Task requirements: Among the entries below, count the lines where the string "fiber" occurs, and give only the number.
=== Records ===
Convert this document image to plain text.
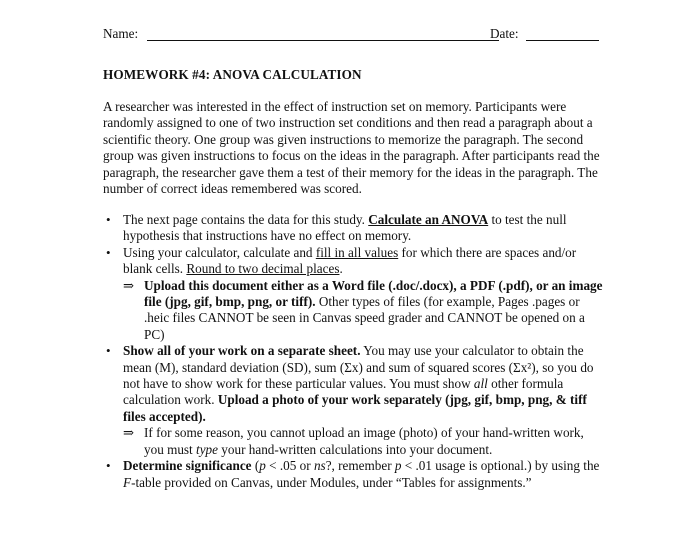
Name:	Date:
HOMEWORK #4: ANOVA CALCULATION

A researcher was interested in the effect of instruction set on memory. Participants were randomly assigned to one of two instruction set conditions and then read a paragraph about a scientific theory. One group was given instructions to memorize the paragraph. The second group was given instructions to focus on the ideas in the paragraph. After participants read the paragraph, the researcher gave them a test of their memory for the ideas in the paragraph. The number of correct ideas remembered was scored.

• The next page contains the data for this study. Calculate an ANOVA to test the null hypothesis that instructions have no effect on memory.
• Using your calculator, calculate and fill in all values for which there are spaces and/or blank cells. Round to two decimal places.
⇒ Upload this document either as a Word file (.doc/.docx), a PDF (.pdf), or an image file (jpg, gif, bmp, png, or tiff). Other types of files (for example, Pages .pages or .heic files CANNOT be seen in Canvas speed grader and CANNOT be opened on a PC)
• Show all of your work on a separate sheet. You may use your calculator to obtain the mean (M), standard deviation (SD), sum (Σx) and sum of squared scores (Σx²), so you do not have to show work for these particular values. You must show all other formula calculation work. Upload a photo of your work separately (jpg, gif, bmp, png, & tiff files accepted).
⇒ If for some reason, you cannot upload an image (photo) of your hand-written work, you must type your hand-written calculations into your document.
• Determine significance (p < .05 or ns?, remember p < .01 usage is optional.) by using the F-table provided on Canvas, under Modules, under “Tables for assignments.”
===
=== Records ===
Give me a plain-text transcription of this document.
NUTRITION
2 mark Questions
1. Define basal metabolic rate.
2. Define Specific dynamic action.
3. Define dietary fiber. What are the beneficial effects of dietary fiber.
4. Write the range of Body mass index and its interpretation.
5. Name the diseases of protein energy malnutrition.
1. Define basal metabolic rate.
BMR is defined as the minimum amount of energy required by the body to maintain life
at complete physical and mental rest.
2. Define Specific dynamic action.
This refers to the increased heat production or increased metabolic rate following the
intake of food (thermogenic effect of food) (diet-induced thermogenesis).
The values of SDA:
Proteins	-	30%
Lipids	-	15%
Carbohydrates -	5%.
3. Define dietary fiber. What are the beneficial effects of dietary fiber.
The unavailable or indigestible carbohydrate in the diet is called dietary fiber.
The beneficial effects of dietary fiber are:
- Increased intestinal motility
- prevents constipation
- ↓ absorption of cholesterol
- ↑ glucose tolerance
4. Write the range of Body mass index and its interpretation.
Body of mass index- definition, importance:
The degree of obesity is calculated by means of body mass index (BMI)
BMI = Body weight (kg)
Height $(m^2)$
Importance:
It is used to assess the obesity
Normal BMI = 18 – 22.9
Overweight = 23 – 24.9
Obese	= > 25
===
Result of this task: 4